# Exercise directions
Below is a block of records; repeat each one exactly.
** Extracted information follows **
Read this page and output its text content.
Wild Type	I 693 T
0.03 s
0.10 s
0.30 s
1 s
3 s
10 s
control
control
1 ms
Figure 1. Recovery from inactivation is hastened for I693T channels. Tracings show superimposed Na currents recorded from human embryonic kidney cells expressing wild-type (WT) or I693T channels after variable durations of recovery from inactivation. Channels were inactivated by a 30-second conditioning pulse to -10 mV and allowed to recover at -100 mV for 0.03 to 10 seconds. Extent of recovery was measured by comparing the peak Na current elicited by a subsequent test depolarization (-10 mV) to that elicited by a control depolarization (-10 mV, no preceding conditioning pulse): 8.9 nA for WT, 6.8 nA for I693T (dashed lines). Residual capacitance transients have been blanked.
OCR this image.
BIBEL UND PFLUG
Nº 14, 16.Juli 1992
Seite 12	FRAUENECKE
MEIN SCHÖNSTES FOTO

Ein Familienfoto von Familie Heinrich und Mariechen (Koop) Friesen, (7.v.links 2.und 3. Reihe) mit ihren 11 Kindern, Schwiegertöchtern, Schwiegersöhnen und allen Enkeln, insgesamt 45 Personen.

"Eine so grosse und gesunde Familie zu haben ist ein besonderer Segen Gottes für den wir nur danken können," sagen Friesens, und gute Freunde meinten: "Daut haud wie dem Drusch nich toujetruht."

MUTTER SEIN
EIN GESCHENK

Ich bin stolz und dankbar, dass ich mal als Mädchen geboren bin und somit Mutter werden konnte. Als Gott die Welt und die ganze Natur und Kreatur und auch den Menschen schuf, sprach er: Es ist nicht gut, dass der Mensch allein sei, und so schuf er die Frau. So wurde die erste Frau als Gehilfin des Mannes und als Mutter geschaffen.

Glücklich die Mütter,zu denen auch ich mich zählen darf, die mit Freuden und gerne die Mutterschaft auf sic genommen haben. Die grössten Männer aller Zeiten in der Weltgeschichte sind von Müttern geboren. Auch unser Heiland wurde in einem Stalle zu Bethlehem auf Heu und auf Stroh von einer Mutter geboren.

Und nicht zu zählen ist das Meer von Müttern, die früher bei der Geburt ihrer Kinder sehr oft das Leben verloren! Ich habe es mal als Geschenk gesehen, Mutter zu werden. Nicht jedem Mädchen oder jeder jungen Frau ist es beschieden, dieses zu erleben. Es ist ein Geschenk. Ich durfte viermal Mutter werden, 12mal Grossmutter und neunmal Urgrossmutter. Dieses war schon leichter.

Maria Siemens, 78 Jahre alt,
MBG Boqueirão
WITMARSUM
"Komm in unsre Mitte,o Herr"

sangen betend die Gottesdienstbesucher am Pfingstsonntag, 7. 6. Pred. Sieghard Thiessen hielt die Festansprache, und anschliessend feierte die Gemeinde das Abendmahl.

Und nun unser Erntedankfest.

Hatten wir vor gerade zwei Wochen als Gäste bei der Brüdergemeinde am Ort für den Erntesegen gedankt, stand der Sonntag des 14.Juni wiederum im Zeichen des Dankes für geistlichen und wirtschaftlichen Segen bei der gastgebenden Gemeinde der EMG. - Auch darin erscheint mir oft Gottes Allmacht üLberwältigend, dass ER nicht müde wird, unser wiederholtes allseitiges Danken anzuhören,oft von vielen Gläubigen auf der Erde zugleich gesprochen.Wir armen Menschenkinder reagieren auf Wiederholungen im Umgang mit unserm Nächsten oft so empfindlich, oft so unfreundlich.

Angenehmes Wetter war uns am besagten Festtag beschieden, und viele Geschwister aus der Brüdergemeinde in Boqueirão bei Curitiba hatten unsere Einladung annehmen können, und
** End of Extracted information **
# Result of the exercise
Read this page and output its text content.
Wild Type	I 693 T
0.03 s
0.10 s
0.30 s
1 s
3 s
10 s
control
control
1 ms
Figure 1. Recovery from inactivation is hastened for I693T channels. Tracings show superimposed Na currents recorded from human embryonic kidney cells expressing wild-type (WT) or I693T channels after variable durations of recovery from inactivation. Channels were inactivated by a 30-second conditioning pulse to -10 mV and allowed to recover at -100 mV for 0.03 to 10 seconds. Extent of recovery was measured by comparing the peak Na current elicited by a subsequent test depolarization (-10 mV) to that elicited by a control depolarization (-10 mV, no preceding conditioning pulse): 8.9 nA for WT, 6.8 nA for I693T (dashed lines). Residual capacitance transients have been blanked.
OCR this image.
BIBEL UND PFLUG
Nº 14, 16.Juli 1992
Seite 12	FRAUENECKE
MEIN SCHÖNSTES FOTO

Ein Familienfoto von Familie Heinrich und Mariechen (Koop) Friesen, (7.v.links 2.und 3. Reihe) mit ihren 11 Kindern, Schwiegertöchtern, Schwiegersöhnen und allen Enkeln, insgesamt 45 Personen.

"Eine so grosse und gesunde Familie zu haben ist ein besonderer Segen Gottes für den wir nur danken können," sagen Friesens, und gute Freunde meinten: "Daut haud wie dem Drusch nich toujetruht."

MUTTER SEIN
EIN GESCHENK

Ich bin stolz und dankbar, dass ich mal als Mädchen geboren bin und somit Mutter werden konnte. Als Gott die Welt und die ganze Natur und Kreatur und auch den Menschen schuf, sprach er: Es ist nicht gut, dass der Mensch allein sei, und so schuf er die Frau. So wurde die erste Frau als Gehilfin des Mannes und als Mutter geschaffen.

Glücklich die Mütter,zu denen auch ich mich zählen darf, die mit Freuden und gerne die Mutterschaft auf sic genommen haben. Die grössten Männer aller Zeiten in der Weltgeschichte sind von Müttern geboren. Auch unser Heiland wurde in einem Stalle zu Bethlehem auf Heu und auf Stroh von einer Mutter geboren.

Und nicht zu zählen ist das Meer von Müttern, die früher bei der Geburt ihrer Kinder sehr oft das Leben verloren! Ich habe es mal als Geschenk gesehen, Mutter zu werden. Nicht jedem Mädchen oder jeder jungen Frau ist es beschieden, dieses zu erleben. Es ist ein Geschenk. Ich durfte viermal Mutter werden, 12mal Grossmutter und neunmal Urgrossmutter. Dieses war schon leichter.

Maria Siemens, 78 Jahre alt,
MBG Boqueirão
WITMARSUM
"Komm in unsre Mitte,o Herr"

sangen betend die Gottesdienstbesucher am Pfingstsonntag, 7. 6. Pred. Sieghard Thiessen hielt die Festansprache, und anschliessend feierte die Gemeinde das Abendmahl.

Und nun unser Erntedankfest.

Hatten wir vor gerade zwei Wochen als Gäste bei der Brüdergemeinde am Ort für den Erntesegen gedankt, stand der Sonntag des 14.Juni wiederum im Zeichen des Dankes für geistlichen und wirtschaftlichen Segen bei der gastgebenden Gemeinde der EMG. - Auch darin erscheint mir oft Gottes Allmacht üLberwältigend, dass ER nicht müde wird, unser wiederholtes allseitiges Danken anzuhören,oft von vielen Gläubigen auf der Erde zugleich gesprochen.Wir armen Menschenkinder reagieren auf Wiederholungen im Umgang mit unserm Nächsten oft so empfindlich, oft so unfreundlich.

Angenehmes Wetter war uns am besagten Festtag beschieden, und viele Geschwister aus der Brüdergemeinde in Boqueirão bei Curitiba hatten unsere Einladung annehmen können, und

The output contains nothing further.